Transcribe the material exactly. Images do not belong in the copy.

[Start Records to use]

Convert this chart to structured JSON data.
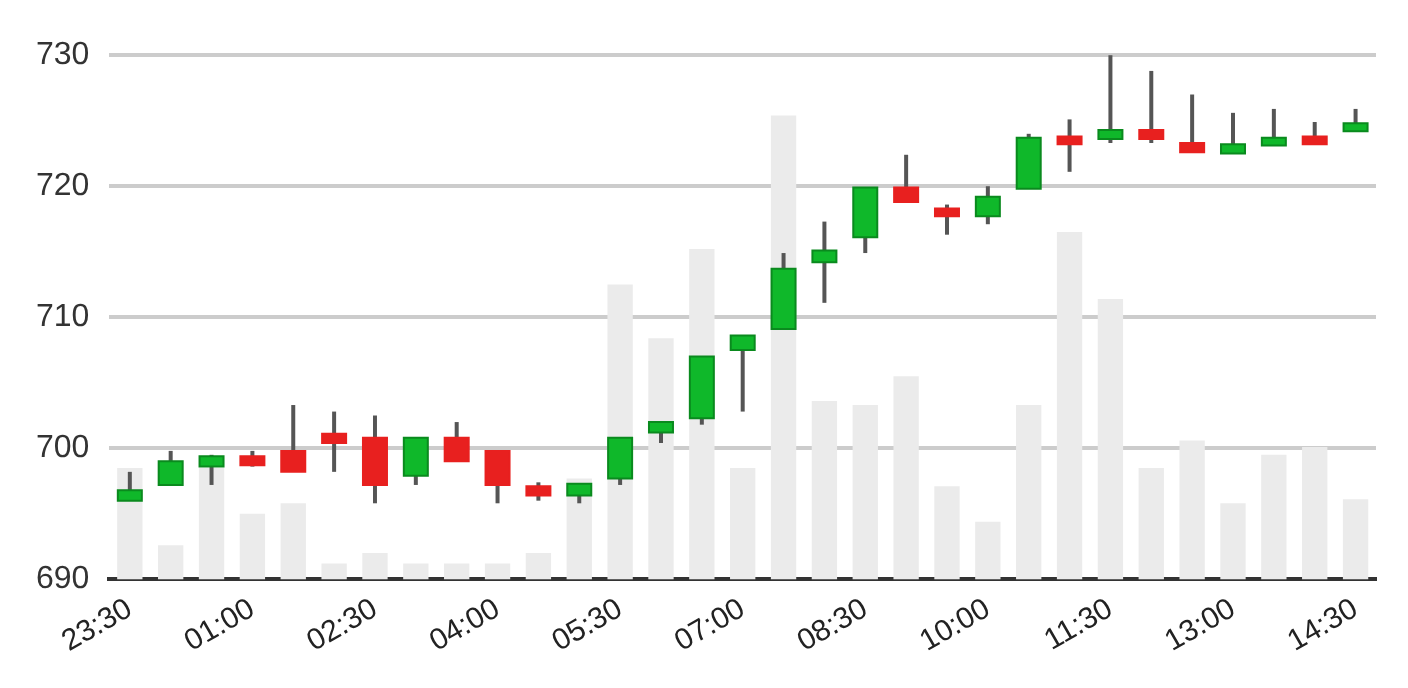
{
  "chart_data": {
    "type": "candlestick",
    "categories": [
      "23:30",
      null,
      null,
      "01:00",
      null,
      null,
      "02:30",
      null,
      null,
      "04:00",
      null,
      null,
      "05:30",
      null,
      null,
      "07:00",
      null,
      null,
      "08:30",
      null,
      null,
      "10:00",
      null,
      null,
      "11:30",
      null,
      null,
      "13:00",
      null,
      null,
      "14:30"
    ],
    "ohlc": [
      [
        696.0,
        698.2,
        696.0,
        696.8
      ],
      [
        697.2,
        699.8,
        697.2,
        699.0
      ],
      [
        698.6,
        699.5,
        697.2,
        699.4
      ],
      [
        699.4,
        699.8,
        698.6,
        698.7
      ],
      [
        699.8,
        703.3,
        698.2,
        698.2
      ],
      [
        701.1,
        702.8,
        698.2,
        700.4
      ],
      [
        700.8,
        702.5,
        695.8,
        697.2
      ],
      [
        697.9,
        700.8,
        697.2,
        700.8
      ],
      [
        700.8,
        702.0,
        699.0,
        699.0
      ],
      [
        699.8,
        699.8,
        695.8,
        697.2
      ],
      [
        697.1,
        697.4,
        696.0,
        696.4
      ],
      [
        696.4,
        697.3,
        695.8,
        697.3
      ],
      [
        697.7,
        700.8,
        697.2,
        700.8
      ],
      [
        701.2,
        702.0,
        700.4,
        702.0
      ],
      [
        702.3,
        707.0,
        701.8,
        707.0
      ],
      [
        707.5,
        708.6,
        702.8,
        708.6
      ],
      [
        709.1,
        714.9,
        709.1,
        713.7
      ],
      [
        714.2,
        717.3,
        711.1,
        715.1
      ],
      [
        716.1,
        719.9,
        714.9,
        719.9
      ],
      [
        719.9,
        722.4,
        718.8,
        718.8
      ],
      [
        718.3,
        718.6,
        716.3,
        717.7
      ],
      [
        717.7,
        720.0,
        717.1,
        719.2
      ],
      [
        719.8,
        724.0,
        719.8,
        723.7
      ],
      [
        723.8,
        725.1,
        721.1,
        723.2
      ],
      [
        723.6,
        730.0,
        723.3,
        724.3
      ],
      [
        724.3,
        728.8,
        723.3,
        723.6
      ],
      [
        723.3,
        727.0,
        722.6,
        722.6
      ],
      [
        722.5,
        725.6,
        722.5,
        723.2
      ],
      [
        723.1,
        725.9,
        723.1,
        723.7
      ],
      [
        723.8,
        724.9,
        723.2,
        723.2
      ],
      [
        724.2,
        725.9,
        724.2,
        724.8
      ]
    ],
    "colors": [
      "#0fb82a",
      "#0fb82a",
      "#0fb82a",
      "#e8201f",
      "#e8201f",
      "#e8201f",
      "#e8201f",
      "#0fb82a",
      "#e8201f",
      "#e8201f",
      "#e8201f",
      "#0fb82a",
      "#0fb82a",
      "#0fb82a",
      "#0fb82a",
      "#0fb82a",
      "#0fb82a",
      "#0fb82a",
      "#0fb82a",
      "#e8201f",
      "#e8201f",
      "#0fb82a",
      "#0fb82a",
      "#e8201f",
      "#0fb82a",
      "#e8201f",
      "#e8201f",
      "#0fb82a",
      "#0fb82a",
      "#e8201f",
      "#0fb82a"
    ],
    "series": [
      {
        "type": "bar",
        "color": "#ebebeb",
        "values": [
          698.5,
          692.6,
          698.5,
          695.0,
          695.8,
          691.2,
          692.0,
          691.2,
          691.2,
          691.2,
          692.0,
          697.7,
          712.5,
          708.4,
          715.2,
          698.5,
          725.4,
          703.6,
          703.3,
          705.5,
          697.1,
          694.4,
          703.3,
          716.5,
          711.4,
          698.5,
          700.6,
          695.8,
          699.5,
          700.1,
          696.1
        ]
      }
    ],
    "ylim": [
      690,
      730
    ],
    "yticks": [
      690,
      700,
      710,
      720,
      730
    ],
    "grid": "y",
    "legend": false
  }
}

[End Records to use]

# Written solution:
Convert this chart to structured JSON data.
{
  "chart_data": {
    "type": "candlestick",
    "categories": [
      "23:30",
      null,
      null,
      "01:00",
      null,
      null,
      "02:30",
      null,
      null,
      "04:00",
      null,
      null,
      "05:30",
      null,
      null,
      "07:00",
      null,
      null,
      "08:30",
      null,
      null,
      "10:00",
      null,
      null,
      "11:30",
      null,
      null,
      "13:00",
      null,
      null,
      "14:30"
    ],
    "ohlc": [
      [
        696.0,
        698.2,
        696.0,
        696.8
      ],
      [
        697.2,
        699.8,
        697.2,
        699.0
      ],
      [
        698.6,
        699.5,
        697.2,
        699.4
      ],
      [
        699.4,
        699.8,
        698.6,
        698.7
      ],
      [
        699.8,
        703.3,
        698.2,
        698.2
      ],
      [
        701.1,
        702.8,
        698.2,
        700.4
      ],
      [
        700.8,
        702.5,
        695.8,
        697.2
      ],
      [
        697.9,
        700.8,
        697.2,
        700.8
      ],
      [
        700.8,
        702.0,
        699.0,
        699.0
      ],
      [
        699.8,
        699.8,
        695.8,
        697.2
      ],
      [
        697.1,
        697.4,
        696.0,
        696.4
      ],
      [
        696.4,
        697.3,
        695.8,
        697.3
      ],
      [
        697.7,
        700.8,
        697.2,
        700.8
      ],
      [
        701.2,
        702.0,
        700.4,
        702.0
      ],
      [
        702.3,
        707.0,
        701.8,
        707.0
      ],
      [
        707.5,
        708.6,
        702.8,
        708.6
      ],
      [
        709.1,
        714.9,
        709.1,
        713.7
      ],
      [
        714.2,
        717.3,
        711.1,
        715.1
      ],
      [
        716.1,
        719.9,
        714.9,
        719.9
      ],
      [
        719.9,
        722.4,
        718.8,
        718.8
      ],
      [
        718.3,
        718.6,
        716.3,
        717.7
      ],
      [
        717.7,
        720.0,
        717.1,
        719.2
      ],
      [
        719.8,
        724.0,
        719.8,
        723.7
      ],
      [
        723.8,
        725.1,
        721.1,
        723.2
      ],
      [
        723.6,
        730.0,
        723.3,
        724.3
      ],
      [
        724.3,
        728.8,
        723.3,
        723.6
      ],
      [
        723.3,
        727.0,
        722.6,
        722.6
      ],
      [
        722.5,
        725.6,
        722.5,
        723.2
      ],
      [
        723.1,
        725.9,
        723.1,
        723.7
      ],
      [
        723.8,
        724.9,
        723.2,
        723.2
      ],
      [
        724.2,
        725.9,
        724.2,
        724.8
      ]
    ],
    "colors": [
      "#0fb82a",
      "#0fb82a",
      "#0fb82a",
      "#e8201f",
      "#e8201f",
      "#e8201f",
      "#e8201f",
      "#0fb82a",
      "#e8201f",
      "#e8201f",
      "#e8201f",
      "#0fb82a",
      "#0fb82a",
      "#0fb82a",
      "#0fb82a",
      "#0fb82a",
      "#0fb82a",
      "#0fb82a",
      "#0fb82a",
      "#e8201f",
      "#e8201f",
      "#0fb82a",
      "#0fb82a",
      "#e8201f",
      "#0fb82a",
      "#e8201f",
      "#e8201f",
      "#0fb82a",
      "#0fb82a",
      "#e8201f",
      "#0fb82a"
    ],
    "series": [
      {
        "type": "bar",
        "color": "#ebebeb",
        "values": [
          698.5,
          692.6,
          698.5,
          695.0,
          695.8,
          691.2,
          692.0,
          691.2,
          691.2,
          691.2,
          692.0,
          697.7,
          712.5,
          708.4,
          715.2,
          698.5,
          725.4,
          703.6,
          703.3,
          705.5,
          697.1,
          694.4,
          703.3,
          716.5,
          711.4,
          698.5,
          700.6,
          695.8,
          699.5,
          700.1,
          696.1
        ]
      }
    ],
    "ylim": [
      690,
      730
    ],
    "yticks": [
      690,
      700,
      710,
      720,
      730
    ],
    "grid": "y",
    "legend": false
  }
}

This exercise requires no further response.